WORK TO BE COMPLETED –
The entries are to be reproduced verbatim, with all pictures omitted.

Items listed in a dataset
☆ ☆ ☆ ☆ ☆

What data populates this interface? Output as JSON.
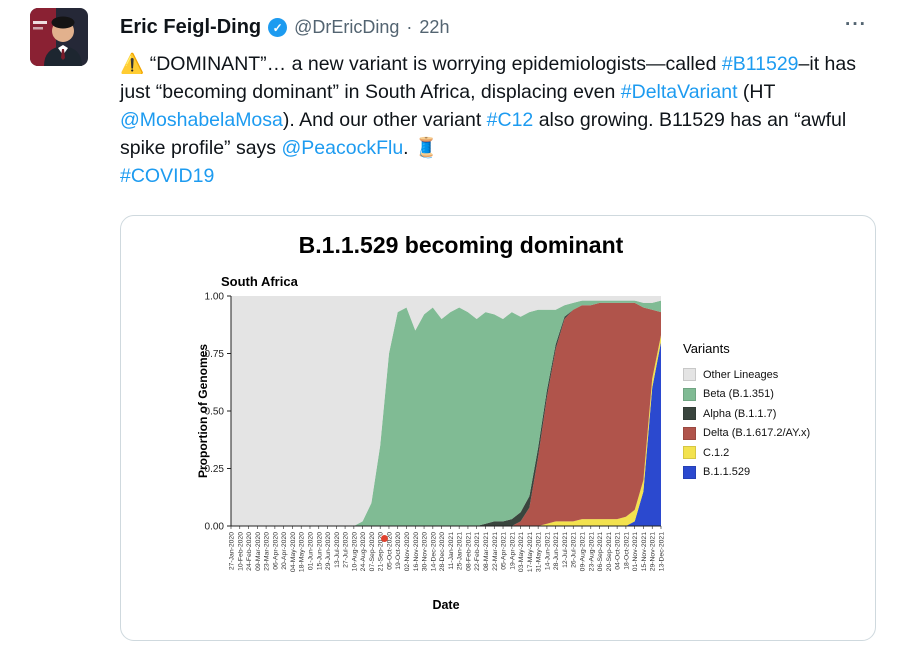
{
  "tweet": {
    "author": {
      "name": "Eric Feigl-Ding",
      "verified_glyph": "✓",
      "handle": "@DrEricDing",
      "separator": "·",
      "time": "22h"
    },
    "more_label": "···",
    "segments": [
      {
        "type": "emoji",
        "name": "warning-icon",
        "text": "⚠️"
      },
      {
        "type": "text",
        "text": " “DOMINANT”… a new variant is worrying epidemiologists—called "
      },
      {
        "type": "link",
        "text": "#B11529"
      },
      {
        "type": "text",
        "text": "–it has just “becoming dominant” in South Africa, displacing even "
      },
      {
        "type": "link",
        "text": "#DeltaVariant"
      },
      {
        "type": "text",
        "text": " (HT "
      },
      {
        "type": "link",
        "text": "@MoshabelaMosa"
      },
      {
        "type": "text",
        "text": "). And our other variant "
      },
      {
        "type": "link",
        "text": "#C12"
      },
      {
        "type": "text",
        "text": " also growing. B11529 has an “awful spike profile” says "
      },
      {
        "type": "link",
        "text": "@PeacockFlu"
      },
      {
        "type": "text",
        "text": ". "
      },
      {
        "type": "emoji",
        "name": "thread-icon",
        "text": "🧵"
      },
      {
        "type": "break"
      },
      {
        "type": "link",
        "text": "#COVID19"
      }
    ]
  },
  "chart_data": {
    "type": "area",
    "title": "B.1.1.529 becoming dominant",
    "subtitle": "South Africa",
    "xlabel": "Date",
    "ylabel": "Proportion of Genomes",
    "legend_title": "Variants",
    "legend_position": "right",
    "ylim": [
      0,
      1
    ],
    "yticks": [
      "0.00",
      "0.25",
      "0.50",
      "0.75",
      "1.00"
    ],
    "panel_color": "#ebebeb",
    "x": [
      "27-Jan-2020",
      "10-Feb-2020",
      "24-Feb-2020",
      "09-Mar-2020",
      "23-Mar-2020",
      "06-Apr-2020",
      "20-Apr-2020",
      "04-May-2020",
      "18-May-2020",
      "01-Jun-2020",
      "15-Jun-2020",
      "29-Jun-2020",
      "13-Jul-2020",
      "27-Jul-2020",
      "10-Aug-2020",
      "24-Aug-2020",
      "07-Sep-2020",
      "21-Sep-2020",
      "05-Oct-2020",
      "19-Oct-2020",
      "02-Nov-2020",
      "16-Nov-2020",
      "30-Nov-2020",
      "14-Dec-2020",
      "28-Dec-2020",
      "11-Jan-2021",
      "25-Jan-2021",
      "08-Feb-2021",
      "22-Feb-2021",
      "08-Mar-2021",
      "22-Mar-2021",
      "05-Apr-2021",
      "19-Apr-2021",
      "03-May-2021",
      "17-May-2021",
      "31-May-2021",
      "14-Jun-2021",
      "28-Jun-2021",
      "12-Jul-2021",
      "26-Jul-2021",
      "09-Aug-2021",
      "23-Aug-2021",
      "06-Sep-2021",
      "20-Sep-2021",
      "04-Oct-2021",
      "18-Oct-2021",
      "01-Nov-2021",
      "15-Nov-2021",
      "29-Nov-2021",
      "13-Dec-2021"
    ],
    "series": [
      {
        "name": "Other Lineages",
        "color": "#e4e4e4",
        "values": [
          1,
          1,
          1,
          1,
          1,
          1,
          1,
          1,
          1,
          1,
          1,
          1,
          1,
          1,
          1,
          0.98,
          0.9,
          0.65,
          0.25,
          0.07,
          0.05,
          0.15,
          0.08,
          0.05,
          0.1,
          0.07,
          0.05,
          0.07,
          0.1,
          0.07,
          0.08,
          0.1,
          0.07,
          0.09,
          0.07,
          0.06,
          0.06,
          0.06,
          0.04,
          0.03,
          0.02,
          0.02,
          0.02,
          0.02,
          0.02,
          0.02,
          0.02,
          0.03,
          0.03,
          0.02
        ]
      },
      {
        "name": "Beta (B.1.351)",
        "color": "#80bb94",
        "values": [
          0,
          0,
          0,
          0,
          0,
          0,
          0,
          0,
          0,
          0,
          0,
          0,
          0,
          0,
          0,
          0.02,
          0.1,
          0.35,
          0.75,
          0.93,
          0.95,
          0.85,
          0.92,
          0.95,
          0.9,
          0.93,
          0.95,
          0.93,
          0.9,
          0.92,
          0.9,
          0.88,
          0.9,
          0.85,
          0.8,
          0.6,
          0.35,
          0.15,
          0.05,
          0.03,
          0.02,
          0.02,
          0.01,
          0.01,
          0.01,
          0.01,
          0.01,
          0.02,
          0.03,
          0.05
        ]
      },
      {
        "name": "Alpha (B.1.1.7)",
        "color": "#3a453e",
        "values": [
          0,
          0,
          0,
          0,
          0,
          0,
          0,
          0,
          0,
          0,
          0,
          0,
          0,
          0,
          0,
          0,
          0,
          0,
          0,
          0,
          0,
          0,
          0,
          0,
          0,
          0,
          0,
          0,
          0,
          0.01,
          0.02,
          0.02,
          0.03,
          0.04,
          0.05,
          0.04,
          0.03,
          0.02,
          0.01,
          0,
          0,
          0,
          0,
          0,
          0,
          0,
          0,
          0,
          0,
          0
        ]
      },
      {
        "name": "Delta (B.1.617.2/AY.x)",
        "color": "#b0544b",
        "values": [
          0,
          0,
          0,
          0,
          0,
          0,
          0,
          0,
          0,
          0,
          0,
          0,
          0,
          0,
          0,
          0,
          0,
          0,
          0,
          0,
          0,
          0,
          0,
          0,
          0,
          0,
          0,
          0,
          0,
          0,
          0,
          0,
          0,
          0.02,
          0.08,
          0.3,
          0.55,
          0.75,
          0.88,
          0.92,
          0.93,
          0.93,
          0.94,
          0.94,
          0.94,
          0.93,
          0.9,
          0.75,
          0.3,
          0.1
        ]
      },
      {
        "name": "C.1.2",
        "color": "#f3e24e",
        "values": [
          0,
          0,
          0,
          0,
          0,
          0,
          0,
          0,
          0,
          0,
          0,
          0,
          0,
          0,
          0,
          0,
          0,
          0,
          0,
          0,
          0,
          0,
          0,
          0,
          0,
          0,
          0,
          0,
          0,
          0,
          0,
          0,
          0,
          0,
          0,
          0,
          0.01,
          0.02,
          0.02,
          0.02,
          0.03,
          0.03,
          0.03,
          0.03,
          0.03,
          0.04,
          0.05,
          0.05,
          0.04,
          0.03
        ]
      },
      {
        "name": "B.1.1.529",
        "color": "#2b49cf",
        "values": [
          0,
          0,
          0,
          0,
          0,
          0,
          0,
          0,
          0,
          0,
          0,
          0,
          0,
          0,
          0,
          0,
          0,
          0,
          0,
          0,
          0,
          0,
          0,
          0,
          0,
          0,
          0,
          0,
          0,
          0,
          0,
          0,
          0,
          0,
          0,
          0,
          0,
          0,
          0,
          0,
          0,
          0,
          0,
          0,
          0,
          0,
          0.02,
          0.15,
          0.6,
          0.8
        ]
      }
    ],
    "stack_order_bottom_to_top": [
      "B.1.1.529",
      "C.1.2",
      "Delta (B.1.617.2/AY.x)",
      "Alpha (B.1.1.7)",
      "Beta (B.1.351)",
      "Other Lineages"
    ]
  }
}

☆ ☆ ☆ ☆ ☆

EXERCISE OUTPUT –
What data populates this interface? Output as JSON.
{
  "tweet": {
    "author": {
      "name": "Eric Feigl-Ding",
      "verified_glyph": "✓",
      "handle": "@DrEricDing",
      "separator": "·",
      "time": "22h"
    },
    "more_label": "···",
    "segments": [
      {
        "type": "emoji",
        "name": "warning-icon",
        "text": "⚠️"
      },
      {
        "type": "text",
        "text": " “DOMINANT”… a new variant is worrying epidemiologists—called "
      },
      {
        "type": "link",
        "text": "#B11529"
      },
      {
        "type": "text",
        "text": "–it has just “becoming dominant” in South Africa, displacing even "
      },
      {
        "type": "link",
        "text": "#DeltaVariant"
      },
      {
        "type": "text",
        "text": " (HT "
      },
      {
        "type": "link",
        "text": "@MoshabelaMosa"
      },
      {
        "type": "text",
        "text": "). And our other variant "
      },
      {
        "type": "link",
        "text": "#C12"
      },
      {
        "type": "text",
        "text": " also growing. B11529 has an “awful spike profile” says "
      },
      {
        "type": "link",
        "text": "@PeacockFlu"
      },
      {
        "type": "text",
        "text": ". "
      },
      {
        "type": "emoji",
        "name": "thread-icon",
        "text": "🧵"
      },
      {
        "type": "break"
      },
      {
        "type": "link",
        "text": "#COVID19"
      }
    ]
  },
  "chart_data": {
    "type": "area",
    "title": "B.1.1.529 becoming dominant",
    "subtitle": "South Africa",
    "xlabel": "Date",
    "ylabel": "Proportion of Genomes",
    "legend_title": "Variants",
    "legend_position": "right",
    "ylim": [
      0,
      1
    ],
    "yticks": [
      "0.00",
      "0.25",
      "0.50",
      "0.75",
      "1.00"
    ],
    "panel_color": "#ebebeb",
    "x": [
      "27-Jan-2020",
      "10-Feb-2020",
      "24-Feb-2020",
      "09-Mar-2020",
      "23-Mar-2020",
      "06-Apr-2020",
      "20-Apr-2020",
      "04-May-2020",
      "18-May-2020",
      "01-Jun-2020",
      "15-Jun-2020",
      "29-Jun-2020",
      "13-Jul-2020",
      "27-Jul-2020",
      "10-Aug-2020",
      "24-Aug-2020",
      "07-Sep-2020",
      "21-Sep-2020",
      "05-Oct-2020",
      "19-Oct-2020",
      "02-Nov-2020",
      "16-Nov-2020",
      "30-Nov-2020",
      "14-Dec-2020",
      "28-Dec-2020",
      "11-Jan-2021",
      "25-Jan-2021",
      "08-Feb-2021",
      "22-Feb-2021",
      "08-Mar-2021",
      "22-Mar-2021",
      "05-Apr-2021",
      "19-Apr-2021",
      "03-May-2021",
      "17-May-2021",
      "31-May-2021",
      "14-Jun-2021",
      "28-Jun-2021",
      "12-Jul-2021",
      "26-Jul-2021",
      "09-Aug-2021",
      "23-Aug-2021",
      "06-Sep-2021",
      "20-Sep-2021",
      "04-Oct-2021",
      "18-Oct-2021",
      "01-Nov-2021",
      "15-Nov-2021",
      "29-Nov-2021",
      "13-Dec-2021"
    ],
    "series": [
      {
        "name": "Other Lineages",
        "color": "#e4e4e4",
        "values": [
          1,
          1,
          1,
          1,
          1,
          1,
          1,
          1,
          1,
          1,
          1,
          1,
          1,
          1,
          1,
          0.98,
          0.9,
          0.65,
          0.25,
          0.07,
          0.05,
          0.15,
          0.08,
          0.05,
          0.1,
          0.07,
          0.05,
          0.07,
          0.1,
          0.07,
          0.08,
          0.1,
          0.07,
          0.09,
          0.07,
          0.06,
          0.06,
          0.06,
          0.04,
          0.03,
          0.02,
          0.02,
          0.02,
          0.02,
          0.02,
          0.02,
          0.02,
          0.03,
          0.03,
          0.02
        ]
      },
      {
        "name": "Beta (B.1.351)",
        "color": "#80bb94",
        "values": [
          0,
          0,
          0,
          0,
          0,
          0,
          0,
          0,
          0,
          0,
          0,
          0,
          0,
          0,
          0,
          0.02,
          0.1,
          0.35,
          0.75,
          0.93,
          0.95,
          0.85,
          0.92,
          0.95,
          0.9,
          0.93,
          0.95,
          0.93,
          0.9,
          0.92,
          0.9,
          0.88,
          0.9,
          0.85,
          0.8,
          0.6,
          0.35,
          0.15,
          0.05,
          0.03,
          0.02,
          0.02,
          0.01,
          0.01,
          0.01,
          0.01,
          0.01,
          0.02,
          0.03,
          0.05
        ]
      },
      {
        "name": "Alpha (B.1.1.7)",
        "color": "#3a453e",
        "values": [
          0,
          0,
          0,
          0,
          0,
          0,
          0,
          0,
          0,
          0,
          0,
          0,
          0,
          0,
          0,
          0,
          0,
          0,
          0,
          0,
          0,
          0,
          0,
          0,
          0,
          0,
          0,
          0,
          0,
          0.01,
          0.02,
          0.02,
          0.03,
          0.04,
          0.05,
          0.04,
          0.03,
          0.02,
          0.01,
          0,
          0,
          0,
          0,
          0,
          0,
          0,
          0,
          0,
          0,
          0
        ]
      },
      {
        "name": "Delta (B.1.617.2/AY.x)",
        "color": "#b0544b",
        "values": [
          0,
          0,
          0,
          0,
          0,
          0,
          0,
          0,
          0,
          0,
          0,
          0,
          0,
          0,
          0,
          0,
          0,
          0,
          0,
          0,
          0,
          0,
          0,
          0,
          0,
          0,
          0,
          0,
          0,
          0,
          0,
          0,
          0,
          0.02,
          0.08,
          0.3,
          0.55,
          0.75,
          0.88,
          0.92,
          0.93,
          0.93,
          0.94,
          0.94,
          0.94,
          0.93,
          0.9,
          0.75,
          0.3,
          0.1
        ]
      },
      {
        "name": "C.1.2",
        "color": "#f3e24e",
        "values": [
          0,
          0,
          0,
          0,
          0,
          0,
          0,
          0,
          0,
          0,
          0,
          0,
          0,
          0,
          0,
          0,
          0,
          0,
          0,
          0,
          0,
          0,
          0,
          0,
          0,
          0,
          0,
          0,
          0,
          0,
          0,
          0,
          0,
          0,
          0,
          0,
          0.01,
          0.02,
          0.02,
          0.02,
          0.03,
          0.03,
          0.03,
          0.03,
          0.03,
          0.04,
          0.05,
          0.05,
          0.04,
          0.03
        ]
      },
      {
        "name": "B.1.1.529",
        "color": "#2b49cf",
        "values": [
          0,
          0,
          0,
          0,
          0,
          0,
          0,
          0,
          0,
          0,
          0,
          0,
          0,
          0,
          0,
          0,
          0,
          0,
          0,
          0,
          0,
          0,
          0,
          0,
          0,
          0,
          0,
          0,
          0,
          0,
          0,
          0,
          0,
          0,
          0,
          0,
          0,
          0,
          0,
          0,
          0,
          0,
          0,
          0,
          0,
          0,
          0.02,
          0.15,
          0.6,
          0.8
        ]
      }
    ],
    "stack_order_bottom_to_top": [
      "B.1.1.529",
      "C.1.2",
      "Delta (B.1.617.2/AY.x)",
      "Alpha (B.1.1.7)",
      "Beta (B.1.351)",
      "Other Lineages"
    ]
  }
}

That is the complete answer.